> Set task
Which lines have the string "muqueuse"? Copy all of them from the entries below.

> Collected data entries
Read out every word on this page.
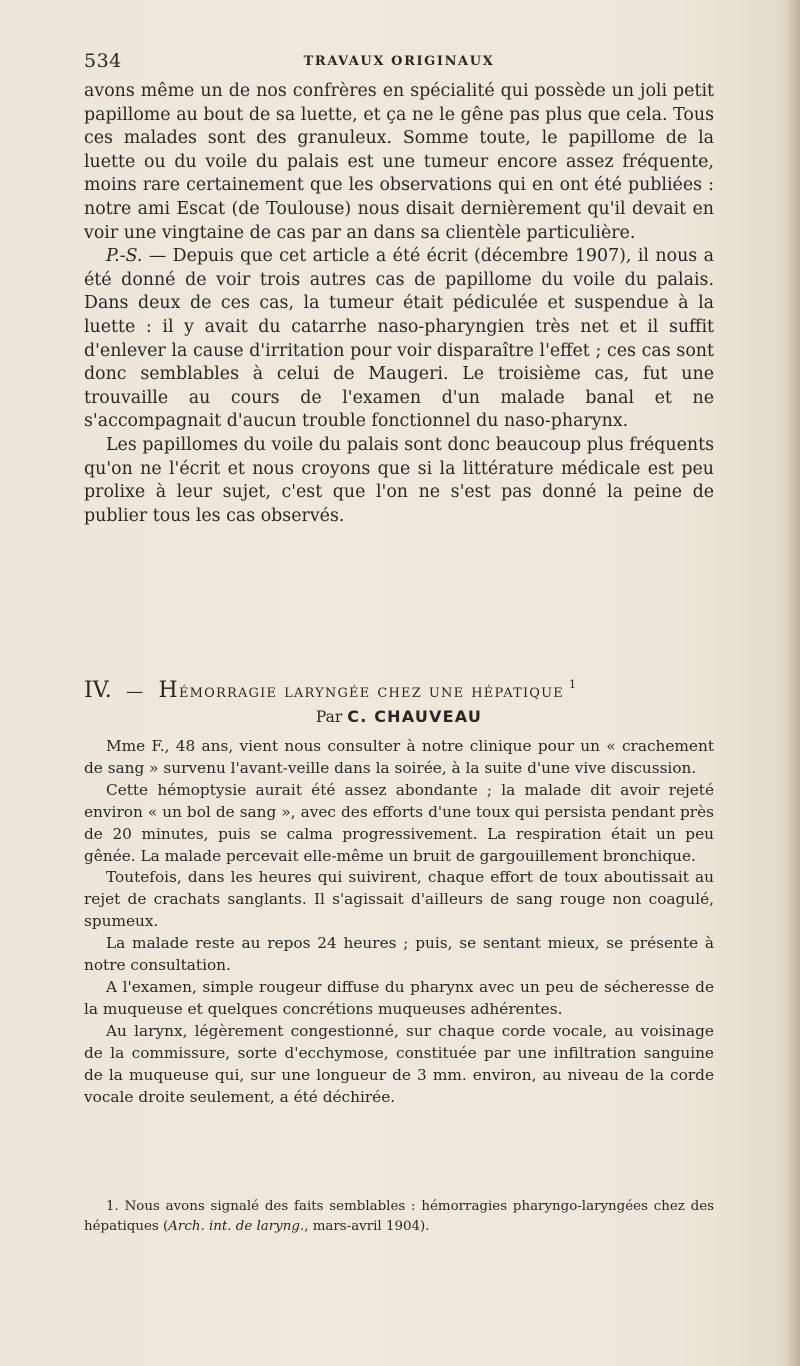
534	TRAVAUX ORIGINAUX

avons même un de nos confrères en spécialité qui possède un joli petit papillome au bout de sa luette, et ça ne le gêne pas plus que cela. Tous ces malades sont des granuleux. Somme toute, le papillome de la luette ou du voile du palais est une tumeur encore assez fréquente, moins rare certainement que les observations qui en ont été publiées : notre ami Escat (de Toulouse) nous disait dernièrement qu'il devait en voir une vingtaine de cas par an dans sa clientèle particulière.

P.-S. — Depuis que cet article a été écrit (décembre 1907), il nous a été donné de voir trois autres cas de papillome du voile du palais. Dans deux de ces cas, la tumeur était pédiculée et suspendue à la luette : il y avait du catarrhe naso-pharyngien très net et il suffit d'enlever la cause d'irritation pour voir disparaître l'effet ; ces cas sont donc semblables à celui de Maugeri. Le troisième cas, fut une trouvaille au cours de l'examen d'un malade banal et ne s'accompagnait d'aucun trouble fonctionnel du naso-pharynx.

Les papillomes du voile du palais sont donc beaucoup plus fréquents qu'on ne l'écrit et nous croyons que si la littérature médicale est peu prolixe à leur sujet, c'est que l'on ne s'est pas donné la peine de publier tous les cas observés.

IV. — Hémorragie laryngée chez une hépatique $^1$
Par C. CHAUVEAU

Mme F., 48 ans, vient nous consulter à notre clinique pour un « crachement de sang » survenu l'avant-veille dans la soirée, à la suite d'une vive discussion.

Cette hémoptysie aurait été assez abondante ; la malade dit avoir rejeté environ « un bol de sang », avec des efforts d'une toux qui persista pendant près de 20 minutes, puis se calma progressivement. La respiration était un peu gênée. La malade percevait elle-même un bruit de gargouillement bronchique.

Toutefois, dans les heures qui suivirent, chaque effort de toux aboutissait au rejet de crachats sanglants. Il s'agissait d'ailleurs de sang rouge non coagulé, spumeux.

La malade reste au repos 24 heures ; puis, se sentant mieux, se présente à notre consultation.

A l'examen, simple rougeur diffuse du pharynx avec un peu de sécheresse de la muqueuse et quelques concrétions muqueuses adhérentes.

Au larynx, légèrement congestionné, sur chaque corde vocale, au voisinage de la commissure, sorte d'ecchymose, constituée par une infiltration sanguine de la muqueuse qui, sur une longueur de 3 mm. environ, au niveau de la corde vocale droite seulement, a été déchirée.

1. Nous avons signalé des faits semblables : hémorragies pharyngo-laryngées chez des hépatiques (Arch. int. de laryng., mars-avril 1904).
...
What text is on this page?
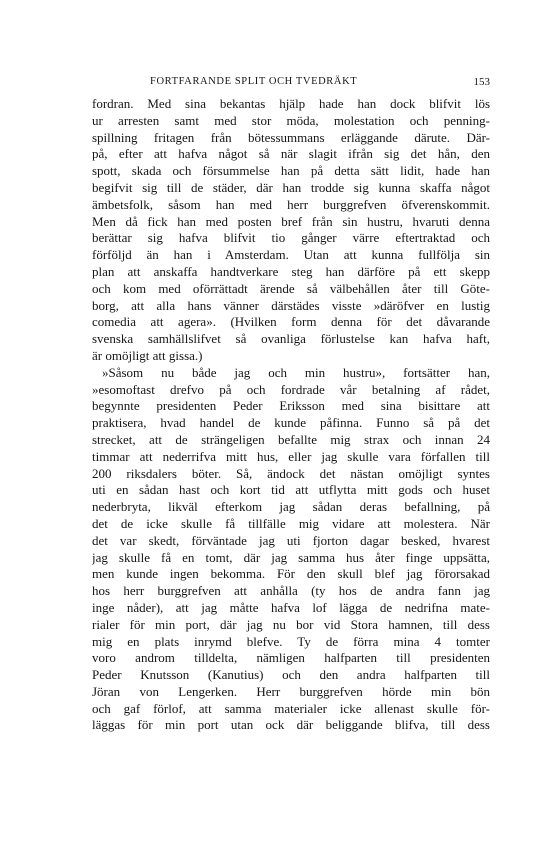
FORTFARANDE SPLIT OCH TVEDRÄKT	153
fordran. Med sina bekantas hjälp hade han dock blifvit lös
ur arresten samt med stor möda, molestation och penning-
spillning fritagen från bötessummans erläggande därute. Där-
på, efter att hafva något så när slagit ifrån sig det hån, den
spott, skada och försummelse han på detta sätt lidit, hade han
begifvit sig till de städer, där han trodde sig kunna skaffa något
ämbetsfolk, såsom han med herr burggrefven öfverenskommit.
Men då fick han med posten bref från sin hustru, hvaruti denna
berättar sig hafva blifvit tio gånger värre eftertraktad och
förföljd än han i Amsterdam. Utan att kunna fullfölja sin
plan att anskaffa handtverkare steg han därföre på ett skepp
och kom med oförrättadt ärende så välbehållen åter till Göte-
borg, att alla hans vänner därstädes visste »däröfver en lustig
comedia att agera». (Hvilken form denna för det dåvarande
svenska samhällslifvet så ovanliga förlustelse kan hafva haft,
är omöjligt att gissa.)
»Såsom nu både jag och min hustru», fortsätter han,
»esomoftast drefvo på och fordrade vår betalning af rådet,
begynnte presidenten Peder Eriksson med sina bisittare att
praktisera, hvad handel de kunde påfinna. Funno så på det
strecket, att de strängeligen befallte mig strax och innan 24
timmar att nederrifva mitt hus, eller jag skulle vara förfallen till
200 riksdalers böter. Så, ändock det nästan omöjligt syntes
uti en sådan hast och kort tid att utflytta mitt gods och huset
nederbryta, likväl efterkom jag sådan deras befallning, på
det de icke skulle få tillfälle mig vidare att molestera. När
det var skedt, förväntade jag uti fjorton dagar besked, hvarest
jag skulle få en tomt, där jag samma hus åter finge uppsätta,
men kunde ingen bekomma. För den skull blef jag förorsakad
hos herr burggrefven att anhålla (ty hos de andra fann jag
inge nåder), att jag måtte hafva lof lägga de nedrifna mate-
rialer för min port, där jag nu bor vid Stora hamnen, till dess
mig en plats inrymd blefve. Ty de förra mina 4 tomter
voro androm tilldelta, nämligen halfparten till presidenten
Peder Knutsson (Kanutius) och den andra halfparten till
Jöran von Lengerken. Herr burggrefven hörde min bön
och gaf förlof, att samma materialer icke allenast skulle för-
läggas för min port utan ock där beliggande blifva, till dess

> Full output
A l'examen, simple rougeur diffuse du pharynx avec un peu de sécheresse de la muqueuse et quelques concrétions muqueuses adhérentes.
Au larynx, légèrement congestionné, sur chaque corde vocale, au voisinage de la commissure, sorte d'ecchymose, constituée par une infiltration sanguine de la muqueuse qui, sur une longueur de 3 mm. environ, au niveau de la corde vocale droite seulement, a été déchirée.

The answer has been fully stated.